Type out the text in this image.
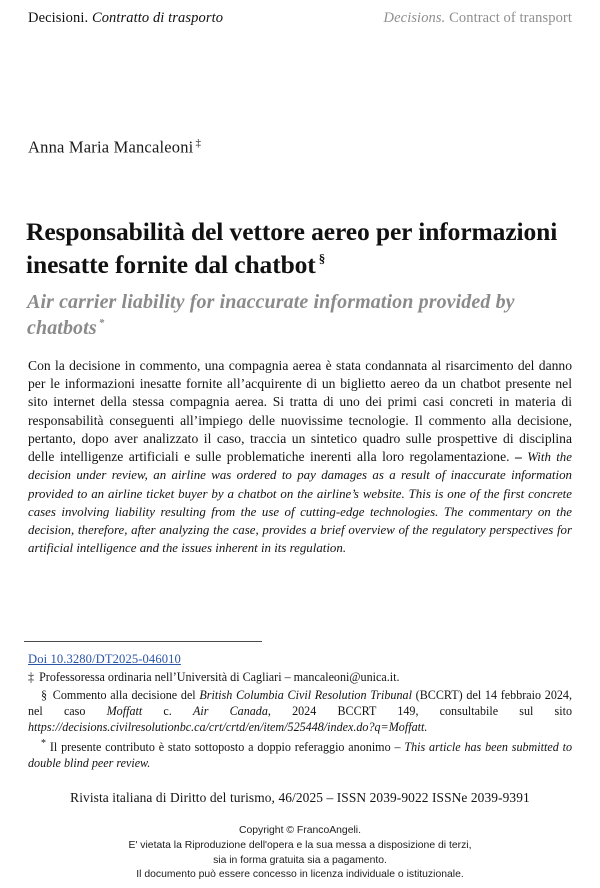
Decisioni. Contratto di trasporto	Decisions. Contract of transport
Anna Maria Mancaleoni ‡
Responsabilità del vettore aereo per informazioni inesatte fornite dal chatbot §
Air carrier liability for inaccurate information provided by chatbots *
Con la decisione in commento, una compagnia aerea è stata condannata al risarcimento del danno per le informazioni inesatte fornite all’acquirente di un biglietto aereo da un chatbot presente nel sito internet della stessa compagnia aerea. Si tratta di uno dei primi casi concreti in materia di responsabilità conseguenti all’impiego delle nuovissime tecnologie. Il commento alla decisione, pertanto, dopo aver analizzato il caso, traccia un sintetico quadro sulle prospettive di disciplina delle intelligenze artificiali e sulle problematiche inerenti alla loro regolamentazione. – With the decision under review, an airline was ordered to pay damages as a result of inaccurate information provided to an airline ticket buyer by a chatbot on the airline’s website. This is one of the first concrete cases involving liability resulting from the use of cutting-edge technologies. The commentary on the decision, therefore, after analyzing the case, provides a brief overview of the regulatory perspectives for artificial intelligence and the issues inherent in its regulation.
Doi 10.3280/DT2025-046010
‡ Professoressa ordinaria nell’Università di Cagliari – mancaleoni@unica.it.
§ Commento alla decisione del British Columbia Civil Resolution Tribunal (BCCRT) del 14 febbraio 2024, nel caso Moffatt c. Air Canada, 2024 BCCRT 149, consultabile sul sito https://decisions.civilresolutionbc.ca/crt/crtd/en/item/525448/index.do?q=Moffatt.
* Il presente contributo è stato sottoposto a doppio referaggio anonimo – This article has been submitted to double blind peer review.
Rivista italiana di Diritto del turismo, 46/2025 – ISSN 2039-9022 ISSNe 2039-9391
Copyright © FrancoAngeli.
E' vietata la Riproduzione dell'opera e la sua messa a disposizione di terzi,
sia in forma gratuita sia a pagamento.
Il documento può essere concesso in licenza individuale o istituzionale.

○ ○ ○

● Work instructions: Please write out all the data again word for word, but not the pictures.

● The output:
Type out the text in this image.
Decisioni. Contratto di trasporto	Decisions. Contract of transport
Anna Maria Mancaleoni ‡
Responsabilità del vettore aereo per informazioni inesatte fornite dal chatbot §
Air carrier liability for inaccurate information provided by chatbots *
Con la decisione in commento, una compagnia aerea è stata condannata al risarcimento del danno per le informazioni inesatte fornite all’acquirente di un biglietto aereo da un chatbot presente nel sito internet della stessa compagnia aerea. Si tratta di uno dei primi casi concreti in materia di responsabilità conseguenti all’impiego delle nuovissime tecnologie. Il commento alla decisione, pertanto, dopo aver analizzato il caso, traccia un sintetico quadro sulle prospettive di disciplina delle intelligenze artificiali e sulle problematiche inerenti alla loro regolamentazione. – With the decision under review, an airline was ordered to pay damages as a result of inaccurate information provided to an airline ticket buyer by a chatbot on the airline’s website. This is one of the first concrete cases involving liability resulting from the use of cutting-edge technologies. The commentary on the decision, therefore, after analyzing the case, provides a brief overview of the regulatory perspectives for artificial intelligence and the issues inherent in its regulation.
Doi 10.3280/DT2025-046010
‡ Professoressa ordinaria nell’Università di Cagliari – mancaleoni@unica.it.
§ Commento alla decisione del British Columbia Civil Resolution Tribunal (BCCRT) del 14 febbraio 2024, nel caso Moffatt c. Air Canada, 2024 BCCRT 149, consultabile sul sito https://decisions.civilresolutionbc.ca/crt/crtd/en/item/525448/index.do?q=Moffatt.
* Il presente contributo è stato sottoposto a doppio referaggio anonimo – This article has been submitted to double blind peer review.
Rivista italiana di Diritto del turismo, 46/2025 – ISSN 2039-9022 ISSNe 2039-9391
Copyright © FrancoAngeli.
E' vietata la Riproduzione dell'opera e la sua messa a disposizione di terzi,
sia in forma gratuita sia a pagamento.
Il documento può essere concesso in licenza individuale o istituzionale.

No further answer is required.